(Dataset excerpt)
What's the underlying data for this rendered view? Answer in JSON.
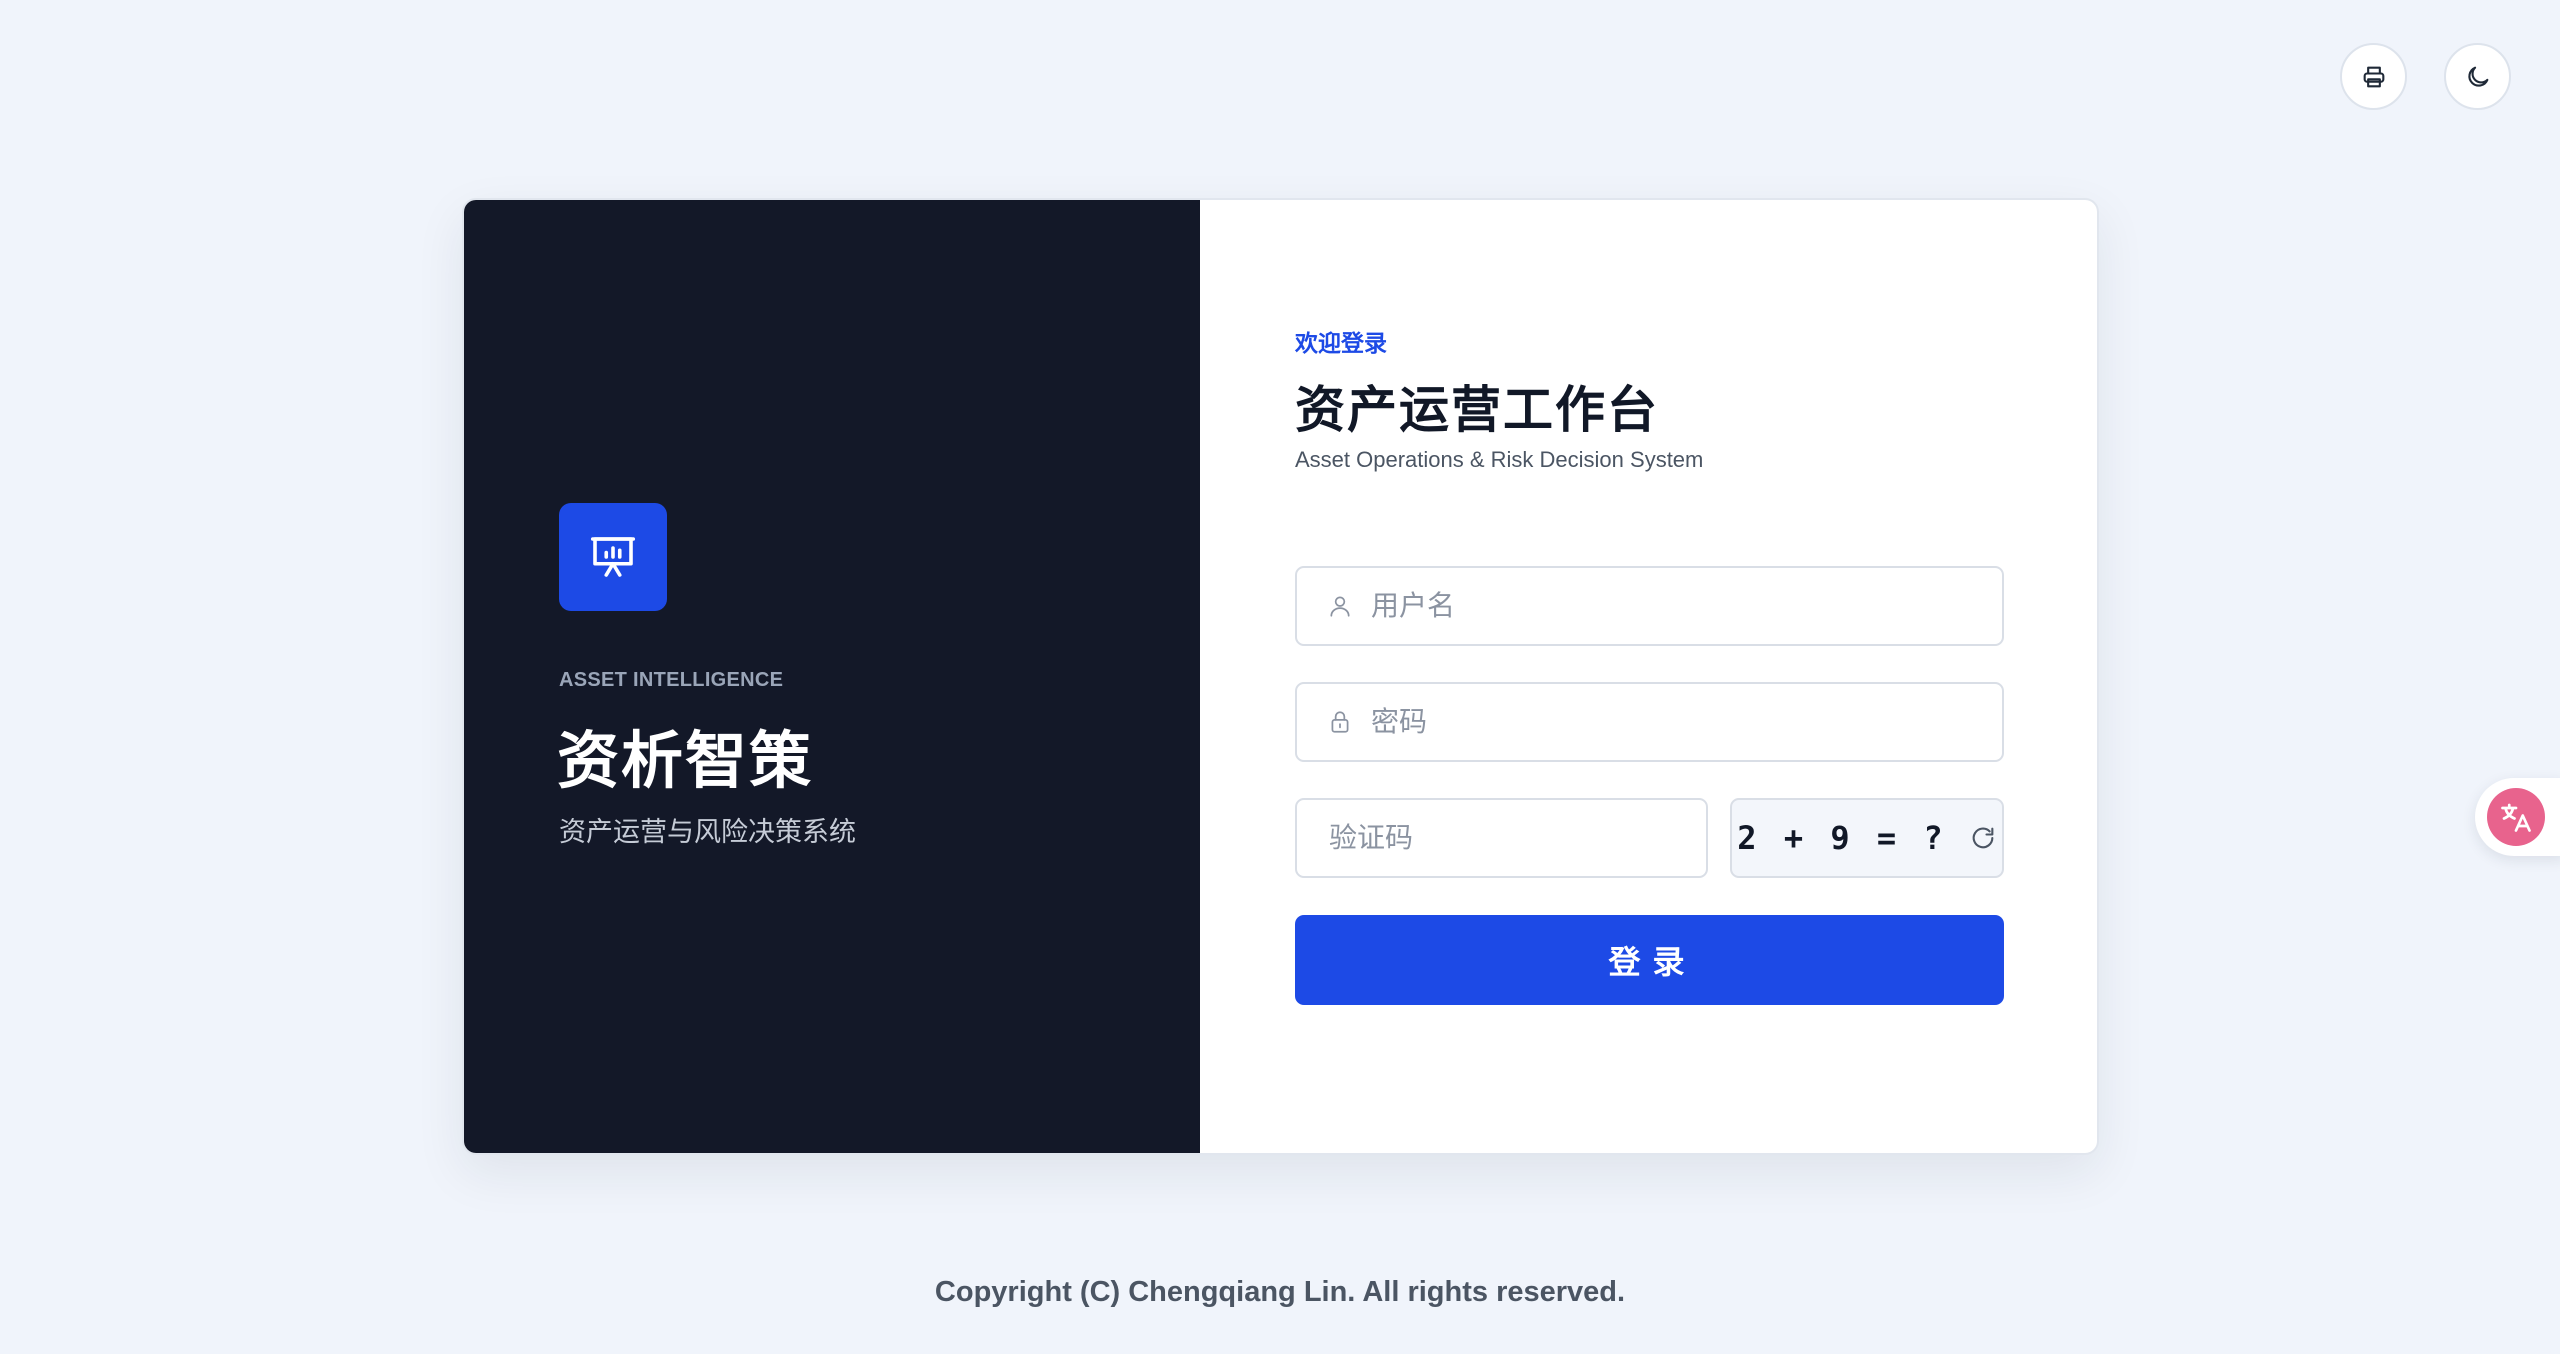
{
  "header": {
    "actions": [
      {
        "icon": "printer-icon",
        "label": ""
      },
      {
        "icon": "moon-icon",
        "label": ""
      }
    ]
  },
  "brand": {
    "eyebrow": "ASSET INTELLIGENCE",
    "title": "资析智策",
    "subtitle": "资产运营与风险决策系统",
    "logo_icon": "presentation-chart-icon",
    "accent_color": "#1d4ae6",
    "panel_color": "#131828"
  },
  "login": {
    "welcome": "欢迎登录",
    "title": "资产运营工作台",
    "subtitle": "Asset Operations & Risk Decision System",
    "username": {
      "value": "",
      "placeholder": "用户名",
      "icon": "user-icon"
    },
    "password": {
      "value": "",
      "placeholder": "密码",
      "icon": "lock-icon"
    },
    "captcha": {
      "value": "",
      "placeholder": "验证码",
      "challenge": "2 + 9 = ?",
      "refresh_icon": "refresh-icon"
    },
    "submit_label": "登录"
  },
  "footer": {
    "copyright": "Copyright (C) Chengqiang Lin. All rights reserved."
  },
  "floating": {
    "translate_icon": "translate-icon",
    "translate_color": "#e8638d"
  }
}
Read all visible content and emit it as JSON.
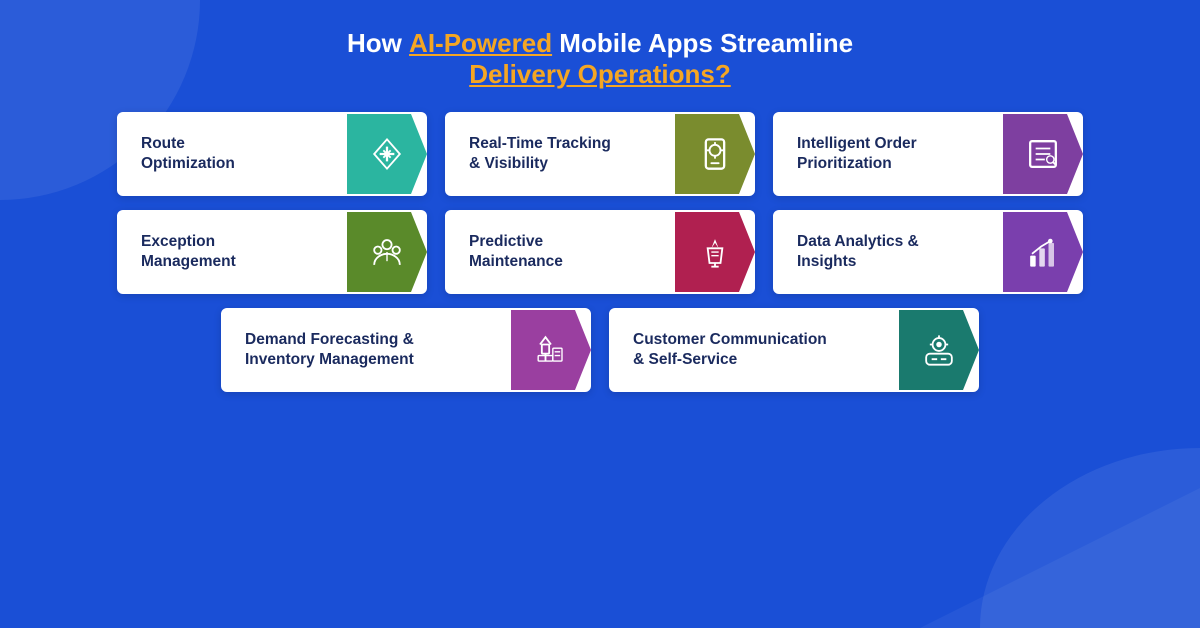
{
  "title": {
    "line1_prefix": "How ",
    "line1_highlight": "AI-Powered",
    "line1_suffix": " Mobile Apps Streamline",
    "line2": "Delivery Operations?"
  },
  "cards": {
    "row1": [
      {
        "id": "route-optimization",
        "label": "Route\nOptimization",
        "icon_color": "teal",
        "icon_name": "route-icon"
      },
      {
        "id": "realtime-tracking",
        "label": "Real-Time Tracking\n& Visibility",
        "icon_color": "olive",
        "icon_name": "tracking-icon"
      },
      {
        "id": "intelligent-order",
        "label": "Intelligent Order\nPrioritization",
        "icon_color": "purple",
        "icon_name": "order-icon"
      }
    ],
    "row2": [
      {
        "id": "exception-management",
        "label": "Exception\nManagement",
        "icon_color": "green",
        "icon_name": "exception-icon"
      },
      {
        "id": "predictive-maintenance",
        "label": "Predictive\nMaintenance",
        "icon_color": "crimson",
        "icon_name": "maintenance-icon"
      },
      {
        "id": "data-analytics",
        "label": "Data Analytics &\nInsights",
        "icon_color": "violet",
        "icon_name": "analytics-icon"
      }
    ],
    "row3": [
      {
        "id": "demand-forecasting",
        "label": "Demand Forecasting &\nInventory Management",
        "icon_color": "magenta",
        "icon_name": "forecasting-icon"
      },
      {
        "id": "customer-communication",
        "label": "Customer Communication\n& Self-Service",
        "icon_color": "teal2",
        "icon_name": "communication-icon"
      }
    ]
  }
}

PROBLEM STATEMENT:
Search the records for the word "JSON" and copy every line where it occurs.

RESPONSE:
What's the underlying data for this rendered view? Answer in JSON.
Read all visible content and emit it as JSON.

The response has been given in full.